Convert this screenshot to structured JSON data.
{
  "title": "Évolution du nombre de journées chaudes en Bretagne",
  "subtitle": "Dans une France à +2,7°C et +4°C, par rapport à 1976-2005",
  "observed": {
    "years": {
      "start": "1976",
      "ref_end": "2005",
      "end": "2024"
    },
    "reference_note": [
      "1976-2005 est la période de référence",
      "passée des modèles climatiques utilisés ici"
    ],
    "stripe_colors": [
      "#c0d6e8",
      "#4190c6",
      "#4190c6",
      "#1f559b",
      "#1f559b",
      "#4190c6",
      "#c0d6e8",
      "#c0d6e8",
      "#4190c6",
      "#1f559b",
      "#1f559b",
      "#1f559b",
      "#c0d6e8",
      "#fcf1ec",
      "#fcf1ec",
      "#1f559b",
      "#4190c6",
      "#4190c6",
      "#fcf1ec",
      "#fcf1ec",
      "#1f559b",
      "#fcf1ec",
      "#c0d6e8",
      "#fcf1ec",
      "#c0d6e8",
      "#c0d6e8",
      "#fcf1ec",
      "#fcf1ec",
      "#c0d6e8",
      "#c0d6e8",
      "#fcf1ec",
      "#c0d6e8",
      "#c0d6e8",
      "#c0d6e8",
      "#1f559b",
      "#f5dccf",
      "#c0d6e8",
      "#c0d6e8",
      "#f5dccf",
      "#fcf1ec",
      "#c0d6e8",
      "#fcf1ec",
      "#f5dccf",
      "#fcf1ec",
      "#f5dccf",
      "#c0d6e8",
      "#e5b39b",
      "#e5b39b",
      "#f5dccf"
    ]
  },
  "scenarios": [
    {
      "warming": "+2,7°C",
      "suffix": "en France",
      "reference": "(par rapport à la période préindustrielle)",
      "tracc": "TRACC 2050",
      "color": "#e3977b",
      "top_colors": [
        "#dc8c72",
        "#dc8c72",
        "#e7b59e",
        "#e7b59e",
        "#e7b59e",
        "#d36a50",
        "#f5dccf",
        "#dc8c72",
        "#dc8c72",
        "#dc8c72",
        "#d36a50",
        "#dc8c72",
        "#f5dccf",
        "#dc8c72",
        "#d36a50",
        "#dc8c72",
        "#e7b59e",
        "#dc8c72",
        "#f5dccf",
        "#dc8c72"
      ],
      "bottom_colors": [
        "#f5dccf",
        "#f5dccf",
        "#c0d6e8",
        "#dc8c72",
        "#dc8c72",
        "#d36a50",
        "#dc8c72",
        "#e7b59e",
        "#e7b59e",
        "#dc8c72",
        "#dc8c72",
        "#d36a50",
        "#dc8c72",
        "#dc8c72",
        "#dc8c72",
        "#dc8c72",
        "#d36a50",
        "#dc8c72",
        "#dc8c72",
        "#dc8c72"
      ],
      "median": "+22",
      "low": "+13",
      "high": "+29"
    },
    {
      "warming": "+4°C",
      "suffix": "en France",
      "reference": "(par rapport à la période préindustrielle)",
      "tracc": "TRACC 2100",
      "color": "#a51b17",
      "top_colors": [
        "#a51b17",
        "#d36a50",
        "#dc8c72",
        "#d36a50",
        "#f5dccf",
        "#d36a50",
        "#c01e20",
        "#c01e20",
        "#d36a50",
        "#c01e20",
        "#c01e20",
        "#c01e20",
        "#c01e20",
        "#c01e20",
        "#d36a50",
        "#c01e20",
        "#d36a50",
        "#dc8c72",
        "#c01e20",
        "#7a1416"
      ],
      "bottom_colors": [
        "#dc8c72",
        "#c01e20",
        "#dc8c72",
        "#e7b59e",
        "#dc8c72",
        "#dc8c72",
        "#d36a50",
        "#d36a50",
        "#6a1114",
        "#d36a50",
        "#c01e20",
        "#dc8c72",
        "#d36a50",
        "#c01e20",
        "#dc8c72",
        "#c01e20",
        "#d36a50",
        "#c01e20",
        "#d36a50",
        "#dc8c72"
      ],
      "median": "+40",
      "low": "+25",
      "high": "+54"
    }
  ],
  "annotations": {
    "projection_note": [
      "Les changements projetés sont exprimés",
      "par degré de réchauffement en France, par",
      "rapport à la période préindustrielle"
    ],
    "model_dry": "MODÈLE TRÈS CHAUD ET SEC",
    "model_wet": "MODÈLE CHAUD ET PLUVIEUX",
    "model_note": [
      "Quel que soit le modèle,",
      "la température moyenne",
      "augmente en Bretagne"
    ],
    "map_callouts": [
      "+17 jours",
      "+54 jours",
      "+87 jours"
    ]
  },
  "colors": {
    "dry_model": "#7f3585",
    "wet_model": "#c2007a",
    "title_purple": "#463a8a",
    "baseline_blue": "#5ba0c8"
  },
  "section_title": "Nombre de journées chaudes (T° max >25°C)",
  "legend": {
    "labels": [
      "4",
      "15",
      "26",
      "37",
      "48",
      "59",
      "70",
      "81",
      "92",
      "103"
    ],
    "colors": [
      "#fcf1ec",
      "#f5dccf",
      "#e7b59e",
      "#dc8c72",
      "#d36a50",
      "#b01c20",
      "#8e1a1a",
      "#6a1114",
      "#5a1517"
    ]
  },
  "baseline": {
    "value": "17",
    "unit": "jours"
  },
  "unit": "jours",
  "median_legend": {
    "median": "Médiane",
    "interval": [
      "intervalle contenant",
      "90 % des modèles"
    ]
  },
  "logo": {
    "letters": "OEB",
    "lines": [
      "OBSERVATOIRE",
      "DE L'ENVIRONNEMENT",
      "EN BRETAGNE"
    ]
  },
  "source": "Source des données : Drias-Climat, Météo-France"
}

####

◆ **DIRECTIONS**: Transcribe each entry precisely, missing none.

◆ **OUTPUT**:
Convert this screenshot to structured JSON data.
{
  "title": "Évolution du nombre de journées chaudes en Bretagne",
  "subtitle": "Dans une France à +2,7°C et +4°C, par rapport à 1976-2005",
  "observed": {
    "years": {
      "start": "1976",
      "ref_end": "2005",
      "end": "2024"
    },
    "reference_note": [
      "1976-2005 est la période de référence",
      "passée des modèles climatiques utilisés ici"
    ],
    "stripe_colors": [
      "#c0d6e8",
      "#4190c6",
      "#4190c6",
      "#1f559b",
      "#1f559b",
      "#4190c6",
      "#c0d6e8",
      "#c0d6e8",
      "#4190c6",
      "#1f559b",
      "#1f559b",
      "#1f559b",
      "#c0d6e8",
      "#fcf1ec",
      "#fcf1ec",
      "#1f559b",
      "#4190c6",
      "#4190c6",
      "#fcf1ec",
      "#fcf1ec",
      "#1f559b",
      "#fcf1ec",
      "#c0d6e8",
      "#fcf1ec",
      "#c0d6e8",
      "#c0d6e8",
      "#fcf1ec",
      "#fcf1ec",
      "#c0d6e8",
      "#c0d6e8",
      "#fcf1ec",
      "#c0d6e8",
      "#c0d6e8",
      "#c0d6e8",
      "#1f559b",
      "#f5dccf",
      "#c0d6e8",
      "#c0d6e8",
      "#f5dccf",
      "#fcf1ec",
      "#c0d6e8",
      "#fcf1ec",
      "#f5dccf",
      "#fcf1ec",
      "#f5dccf",
      "#c0d6e8",
      "#e5b39b",
      "#e5b39b",
      "#f5dccf"
    ]
  },
  "scenarios": [
    {
      "warming": "+2,7°C",
      "suffix": "en France",
      "reference": "(par rapport à la période préindustrielle)",
      "tracc": "TRACC 2050",
      "color": "#e3977b",
      "top_colors": [
        "#dc8c72",
        "#dc8c72",
        "#e7b59e",
        "#e7b59e",
        "#e7b59e",
        "#d36a50",
        "#f5dccf",
        "#dc8c72",
        "#dc8c72",
        "#dc8c72",
        "#d36a50",
        "#dc8c72",
        "#f5dccf",
        "#dc8c72",
        "#d36a50",
        "#dc8c72",
        "#e7b59e",
        "#dc8c72",
        "#f5dccf",
        "#dc8c72"
      ],
      "bottom_colors": [
        "#f5dccf",
        "#f5dccf",
        "#c0d6e8",
        "#dc8c72",
        "#dc8c72",
        "#d36a50",
        "#dc8c72",
        "#e7b59e",
        "#e7b59e",
        "#dc8c72",
        "#dc8c72",
        "#d36a50",
        "#dc8c72",
        "#dc8c72",
        "#dc8c72",
        "#dc8c72",
        "#d36a50",
        "#dc8c72",
        "#dc8c72",
        "#dc8c72"
      ],
      "median": "+22",
      "low": "+13",
      "high": "+29"
    },
    {
      "warming": "+4°C",
      "suffix": "en France",
      "reference": "(par rapport à la période préindustrielle)",
      "tracc": "TRACC 2100",
      "color": "#a51b17",
      "top_colors": [
        "#a51b17",
        "#d36a50",
        "#dc8c72",
        "#d36a50",
        "#f5dccf",
        "#d36a50",
        "#c01e20",
        "#c01e20",
        "#d36a50",
        "#c01e20",
        "#c01e20",
        "#c01e20",
        "#c01e20",
        "#c01e20",
        "#d36a50",
        "#c01e20",
        "#d36a50",
        "#dc8c72",
        "#c01e20",
        "#7a1416"
      ],
      "bottom_colors": [
        "#dc8c72",
        "#c01e20",
        "#dc8c72",
        "#e7b59e",
        "#dc8c72",
        "#dc8c72",
        "#d36a50",
        "#d36a50",
        "#6a1114",
        "#d36a50",
        "#c01e20",
        "#dc8c72",
        "#d36a50",
        "#c01e20",
        "#dc8c72",
        "#c01e20",
        "#d36a50",
        "#c01e20",
        "#d36a50",
        "#dc8c72"
      ],
      "median": "+40",
      "low": "+25",
      "high": "+54"
    }
  ],
  "annotations": {
    "projection_note": [
      "Les changements projetés sont exprimés",
      "par degré de réchauffement en France, par",
      "rapport à la période préindustrielle"
    ],
    "model_dry": "MODÈLE TRÈS CHAUD ET SEC",
    "model_wet": "MODÈLE CHAUD ET PLUVIEUX",
    "model_note": [
      "Quel que soit le modèle,",
      "la température moyenne",
      "augmente en Bretagne"
    ],
    "map_callouts": [
      "+17 jours",
      "+54 jours",
      "+87 jours"
    ]
  },
  "colors": {
    "dry_model": "#7f3585",
    "wet_model": "#c2007a",
    "title_purple": "#463a8a",
    "baseline_blue": "#5ba0c8"
  },
  "section_title": "Nombre de journées chaudes (T° max >25°C)",
  "legend": {
    "labels": [
      "4",
      "15",
      "26",
      "37",
      "48",
      "59",
      "70",
      "81",
      "92",
      "103"
    ],
    "colors": [
      "#fcf1ec",
      "#f5dccf",
      "#e7b59e",
      "#dc8c72",
      "#d36a50",
      "#b01c20",
      "#8e1a1a",
      "#6a1114",
      "#5a1517"
    ]
  },
  "baseline": {
    "value": "17",
    "unit": "jours"
  },
  "unit": "jours",
  "median_legend": {
    "median": "Médiane",
    "interval": [
      "intervalle contenant",
      "90 % des modèles"
    ]
  },
  "logo": {
    "letters": "OEB",
    "lines": [
      "OBSERVATOIRE",
      "DE L'ENVIRONNEMENT",
      "EN BRETAGNE"
    ]
  },
  "source": "Source des données : Drias-Climat, Météo-France"
}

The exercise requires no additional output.